→ Written problem: Single out the lines of the material that contain "忘不了当年" and copy them.
[BEGIN]
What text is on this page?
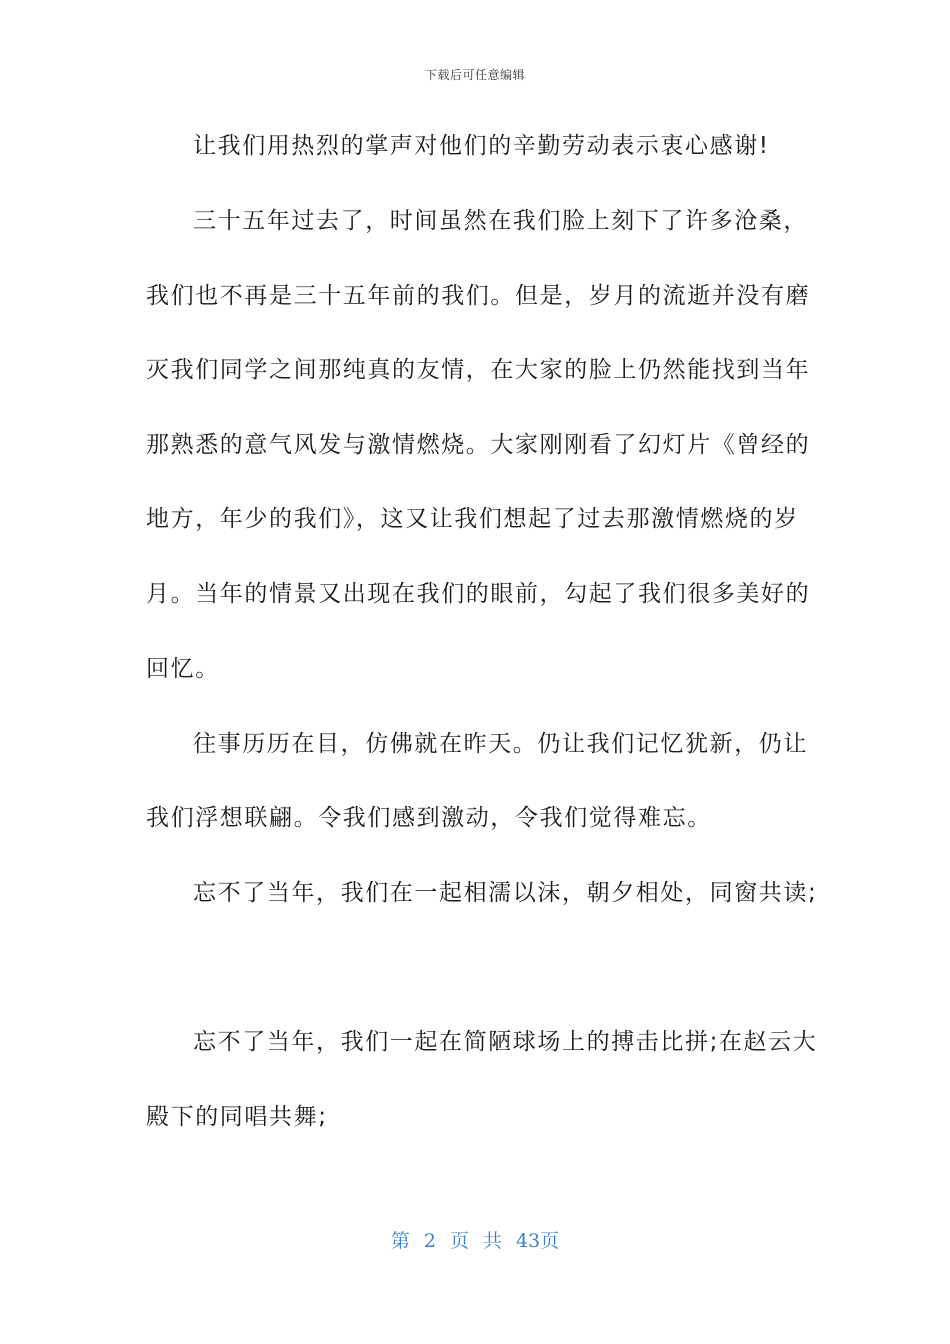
下载后可任意编辑
让我们用热烈的掌声对他们的辛勤劳动表示衷心感谢!
三十五年过去了，时间虽然在我们脸上刻下了许多沧桑，
我们也不再是三十五年前的我们。但是，岁月的流逝并没有磨
灭我们同学之间那纯真的友情，在大家的脸上仍然能找到当年
那熟悉的意气风发与激情燃烧。大家刚刚看了幻灯片《曾经的
地方，年少的我们》，这又让我们想起了过去那激情燃烧的岁
月。当年的情景又出现在我们的眼前，勾起了我们很多美好的
回忆。
往事历历在目，仿佛就在昨天。仍让我们记忆犹新，仍让
我们浮想联翩。令我们感到激动，令我们觉得难忘。
忘不了当年，我们在一起相濡以沫，朝夕相处，同窗共读;
忘不了当年，我们一起在简陋球场上的搏击比拼;在赵云大
殿下的同唱共舞;
第 2 页 共 43页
[END]
→ Task answer:
忘不了当年，我们在一起相濡以沫，朝夕相处，同窗共读;
忘不了当年，我们一起在简陋球场上的搏击比拼;在赵云大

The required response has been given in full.